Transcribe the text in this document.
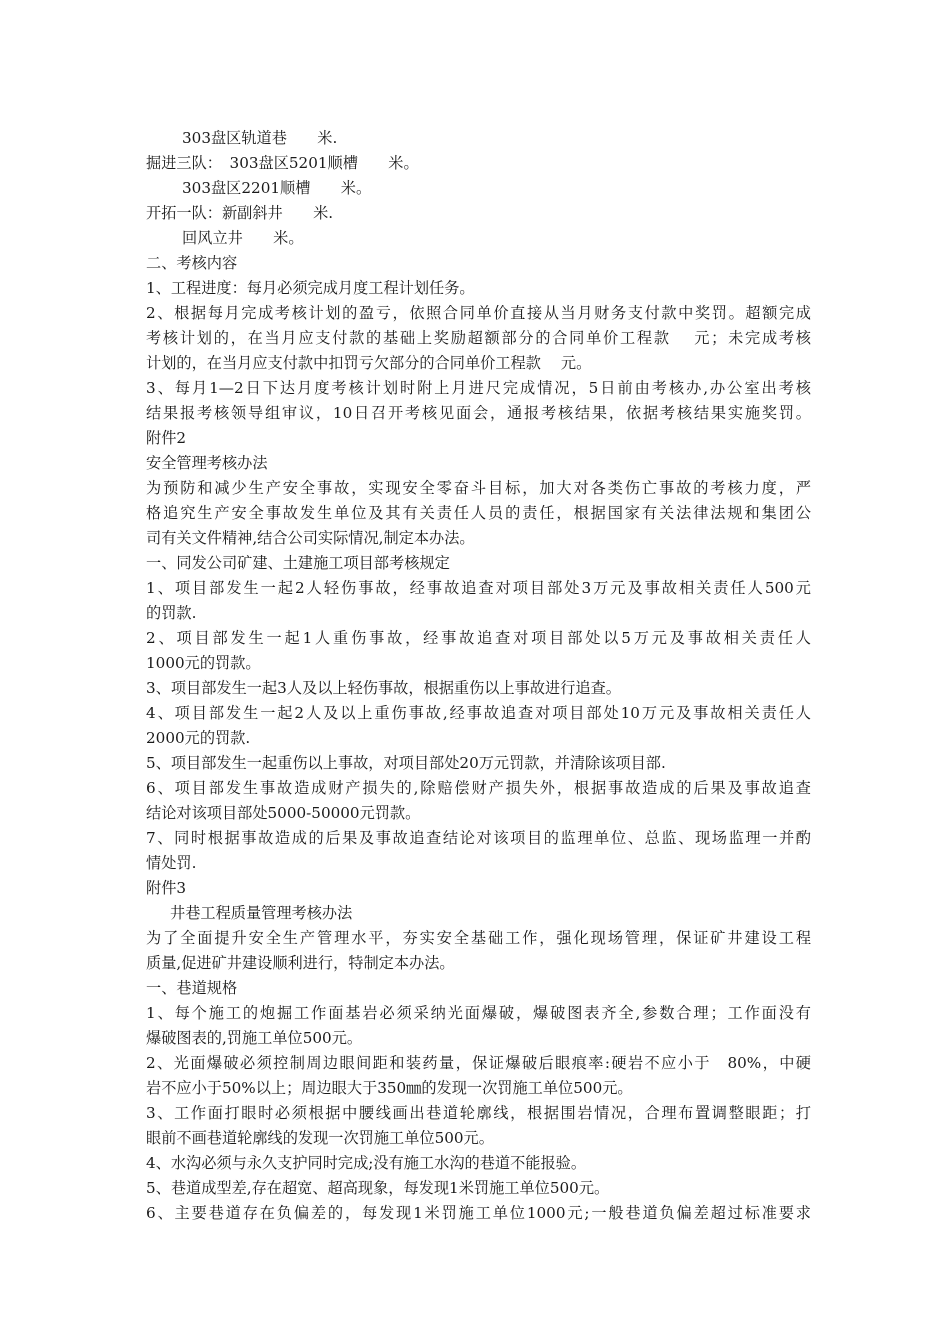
303盘区轨道巷　　米.
掘进三队：　303盘区5201顺槽　　米。
303盘区2201顺槽　　米。
开拓一队：新副斜井　　米.
回风立井　　米。
二、考核内容
1、工程进度：每月必须完成月度工程计划任务。
2、根据每月完成考核计划的盈亏，依照合同单价直接从当月财务支付款中奖罚。超额完成
考核计划的，在当月应支付款的基础上奖励超额部分的合同单价工程款　 元；未完成考核
计划的，在当月应支付款中扣罚亏欠部分的合同单价工程款　 元。
3、每月1—2日下达月度考核计划时附上月进尺完成情况，5日前由考核办,办公室出考核
结果报考核领导组审议，10日召开考核见面会，通报考核结果，依据考核结果实施奖罚。
附件2
安全管理考核办法
为预防和减少生产安全事故，实现安全零奋斗目标，加大对各类伤亡事故的考核力度，严
格追究生产安全事故发生单位及其有关责任人员的责任，根据国家有关法律法规和集团公
司有关文件精神,结合公司实际情况,制定本办法。
一、同发公司矿建、土建施工项目部考核规定
1、项目部发生一起2人轻伤事故，经事故追查对项目部处3万元及事故相关责任人500元
的罚款.
2、项目部发生一起1人重伤事故，经事故追查对项目部处以5万元及事故相关责任人
1000元的罚款。
3、项目部发生一起3人及以上轻伤事故，根据重伤以上事故进行追查。
4、项目部发生一起2人及以上重伤事故,经事故追查对项目部处10万元及事故相关责任人
2000元的罚款.
5、项目部发生一起重伤以上事故，对项目部处20万元罚款，并清除该项目部.
6、项目部发生事故造成财产损失的,除赔偿财产损失外，根据事故造成的后果及事故追查
结论对该项目部处5000-50000元罚款。
7、同时根据事故造成的后果及事故追查结论对该项目的监理单位、总监、现场监理一并酌
情处罚.
附件3
井巷工程质量管理考核办法
为了全面提升安全生产管理水平，夯实安全基础工作，强化现场管理，保证矿井建设工程
质量,促进矿井建设顺利进行，特制定本办法。
一、巷道规格
1、每个施工的炮掘工作面基岩必须采纳光面爆破，爆破图表齐全,参数合理；工作面没有
爆破图表的,罚施工单位500元。
2、光面爆破必须控制周边眼间距和装药量，保证爆破后眼痕率:硬岩不应小于　80%，中硬
岩不应小于50%以上；周边眼大于350㎜的发现一次罚施工单位500元。
3、工作面打眼时必须根据中腰线画出巷道轮廓线，根据围岩情况，合理布置调整眼距；打
眼前不画巷道轮廓线的发现一次罚施工单位500元。
4、水沟必须与永久支护同时完成;没有施工水沟的巷道不能报验。
5、巷道成型差,存在超宽、超高现象，每发现1米罚施工单位500元。
6、主要巷道存在负偏差的，每发现1米罚施工单位1000元;一般巷道负偏差超过标准要求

=======

#### What you are asked to do:
Each line of the material must be retyped exactly, except that images are omitted.

#### Full answer:
Transcribe the text in this document.
303盘区轨道巷　　米.
掘进三队：　303盘区5201顺槽　　米。
303盘区2201顺槽　　米。
开拓一队：新副斜井　　米.
回风立井　　米。
二、考核内容
1、工程进度：每月必须完成月度工程计划任务。
2、根据每月完成考核计划的盈亏，依照合同单价直接从当月财务支付款中奖罚。超额完成
考核计划的，在当月应支付款的基础上奖励超额部分的合同单价工程款　 元；未完成考核
计划的，在当月应支付款中扣罚亏欠部分的合同单价工程款　 元。
3、每月1—2日下达月度考核计划时附上月进尺完成情况，5日前由考核办,办公室出考核
结果报考核领导组审议，10日召开考核见面会，通报考核结果，依据考核结果实施奖罚。
附件2
安全管理考核办法
为预防和减少生产安全事故，实现安全零奋斗目标，加大对各类伤亡事故的考核力度，严
格追究生产安全事故发生单位及其有关责任人员的责任，根据国家有关法律法规和集团公
司有关文件精神,结合公司实际情况,制定本办法。
一、同发公司矿建、土建施工项目部考核规定
1、项目部发生一起2人轻伤事故，经事故追查对项目部处3万元及事故相关责任人500元
的罚款.
2、项目部发生一起1人重伤事故，经事故追查对项目部处以5万元及事故相关责任人
1000元的罚款。
3、项目部发生一起3人及以上轻伤事故，根据重伤以上事故进行追查。
4、项目部发生一起2人及以上重伤事故,经事故追查对项目部处10万元及事故相关责任人
2000元的罚款.
5、项目部发生一起重伤以上事故，对项目部处20万元罚款，并清除该项目部.
6、项目部发生事故造成财产损失的,除赔偿财产损失外，根据事故造成的后果及事故追查
结论对该项目部处5000-50000元罚款。
7、同时根据事故造成的后果及事故追查结论对该项目的监理单位、总监、现场监理一并酌
情处罚.
附件3
井巷工程质量管理考核办法
为了全面提升安全生产管理水平，夯实安全基础工作，强化现场管理，保证矿井建设工程
质量,促进矿井建设顺利进行，特制定本办法。
一、巷道规格
1、每个施工的炮掘工作面基岩必须采纳光面爆破，爆破图表齐全,参数合理；工作面没有
爆破图表的,罚施工单位500元。
2、光面爆破必须控制周边眼间距和装药量，保证爆破后眼痕率:硬岩不应小于　80%，中硬
岩不应小于50%以上；周边眼大于350㎜的发现一次罚施工单位500元。
3、工作面打眼时必须根据中腰线画出巷道轮廓线，根据围岩情况，合理布置调整眼距；打
眼前不画巷道轮廓线的发现一次罚施工单位500元。
4、水沟必须与永久支护同时完成;没有施工水沟的巷道不能报验。
5、巷道成型差,存在超宽、超高现象，每发现1米罚施工单位500元。
6、主要巷道存在负偏差的，每发现1米罚施工单位1000元;一般巷道负偏差超过标准要求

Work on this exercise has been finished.